◆ **Information provided**:
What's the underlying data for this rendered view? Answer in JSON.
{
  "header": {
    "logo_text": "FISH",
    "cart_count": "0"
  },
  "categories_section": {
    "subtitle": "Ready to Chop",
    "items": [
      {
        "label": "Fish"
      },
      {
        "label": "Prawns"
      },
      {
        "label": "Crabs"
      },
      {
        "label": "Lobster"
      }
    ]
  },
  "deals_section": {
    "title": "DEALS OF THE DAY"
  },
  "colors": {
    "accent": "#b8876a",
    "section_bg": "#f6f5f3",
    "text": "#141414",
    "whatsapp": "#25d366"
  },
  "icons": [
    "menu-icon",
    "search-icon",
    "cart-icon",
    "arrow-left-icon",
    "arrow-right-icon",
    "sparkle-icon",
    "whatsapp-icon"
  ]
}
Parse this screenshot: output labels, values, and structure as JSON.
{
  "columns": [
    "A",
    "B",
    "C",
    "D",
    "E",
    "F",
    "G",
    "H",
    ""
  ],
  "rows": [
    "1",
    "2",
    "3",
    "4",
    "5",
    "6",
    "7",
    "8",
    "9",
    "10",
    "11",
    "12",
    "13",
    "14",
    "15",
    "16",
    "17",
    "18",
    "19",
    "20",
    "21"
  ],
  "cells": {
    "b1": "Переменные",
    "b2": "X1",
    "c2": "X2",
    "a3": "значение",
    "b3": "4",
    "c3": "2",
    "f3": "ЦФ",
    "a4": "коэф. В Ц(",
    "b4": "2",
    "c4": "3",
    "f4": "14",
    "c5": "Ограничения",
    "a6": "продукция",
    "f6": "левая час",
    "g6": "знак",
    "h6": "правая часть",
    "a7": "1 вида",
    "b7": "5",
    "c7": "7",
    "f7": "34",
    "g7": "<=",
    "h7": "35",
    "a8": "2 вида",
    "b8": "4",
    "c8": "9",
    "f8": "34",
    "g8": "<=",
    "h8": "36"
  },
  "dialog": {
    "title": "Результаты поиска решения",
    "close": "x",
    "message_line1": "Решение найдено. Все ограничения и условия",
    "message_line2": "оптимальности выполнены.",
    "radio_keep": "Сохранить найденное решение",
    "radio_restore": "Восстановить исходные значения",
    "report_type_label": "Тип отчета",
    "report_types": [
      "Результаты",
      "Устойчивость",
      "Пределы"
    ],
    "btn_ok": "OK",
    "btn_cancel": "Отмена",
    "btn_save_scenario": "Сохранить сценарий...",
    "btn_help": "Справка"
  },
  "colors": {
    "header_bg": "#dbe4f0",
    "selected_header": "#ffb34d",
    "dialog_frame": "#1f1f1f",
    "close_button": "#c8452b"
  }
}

◆ **Stated problem**: Write out every line of the records exactly.

◆ **Output for this exercise**:
What's the underlying data for this rendered view? Answer in JSON.
{
  "header": {
    "logo_text": "FISH",
    "cart_count": "0"
  },
  "categories_section": {
    "subtitle": "Ready to Chop",
    "items": [
      {
        "label": "Fish"
      },
      {
        "label": "Prawns"
      },
      {
        "label": "Crabs"
      },
      {
        "label": "Lobster"
      }
    ]
  },
  "deals_section": {
    "title": "DEALS OF THE DAY"
  },
  "colors": {
    "accent": "#b8876a",
    "section_bg": "#f6f5f3",
    "text": "#141414",
    "whatsapp": "#25d366"
  },
  "icons": [
    "menu-icon",
    "search-icon",
    "cart-icon",
    "arrow-left-icon",
    "arrow-right-icon",
    "sparkle-icon",
    "whatsapp-icon"
  ]
}
Parse this screenshot: output labels, values, and structure as JSON.
{
  "columns": [
    "A",
    "B",
    "C",
    "D",
    "E",
    "F",
    "G",
    "H",
    ""
  ],
  "rows": [
    "1",
    "2",
    "3",
    "4",
    "5",
    "6",
    "7",
    "8",
    "9",
    "10",
    "11",
    "12",
    "13",
    "14",
    "15",
    "16",
    "17",
    "18",
    "19",
    "20",
    "21"
  ],
  "cells": {
    "b1": "Переменные",
    "b2": "X1",
    "c2": "X2",
    "a3": "значение",
    "b3": "4",
    "c3": "2",
    "f3": "ЦФ",
    "a4": "коэф. В Ц(",
    "b4": "2",
    "c4": "3",
    "f4": "14",
    "c5": "Ограничения",
    "a6": "продукция",
    "f6": "левая час",
    "g6": "знак",
    "h6": "правая часть",
    "a7": "1 вида",
    "b7": "5",
    "c7": "7",
    "f7": "34",
    "g7": "<=",
    "h7": "35",
    "a8": "2 вида",
    "b8": "4",
    "c8": "9",
    "f8": "34",
    "g8": "<=",
    "h8": "36"
  },
  "dialog": {
    "title": "Результаты поиска решения",
    "close": "x",
    "message_line1": "Решение найдено. Все ограничения и условия",
    "message_line2": "оптимальности выполнены.",
    "radio_keep": "Сохранить найденное решение",
    "radio_restore": "Восстановить исходные значения",
    "report_type_label": "Тип отчета",
    "report_types": [
      "Результаты",
      "Устойчивость",
      "Пределы"
    ],
    "btn_ok": "OK",
    "btn_cancel": "Отмена",
    "btn_save_scenario": "Сохранить сценарий...",
    "btn_help": "Справка"
  },
  "colors": {
    "header_bg": "#dbe4f0",
    "selected_header": "#ffb34d",
    "dialog_frame": "#1f1f1f",
    "close_button": "#c8452b"
  }
}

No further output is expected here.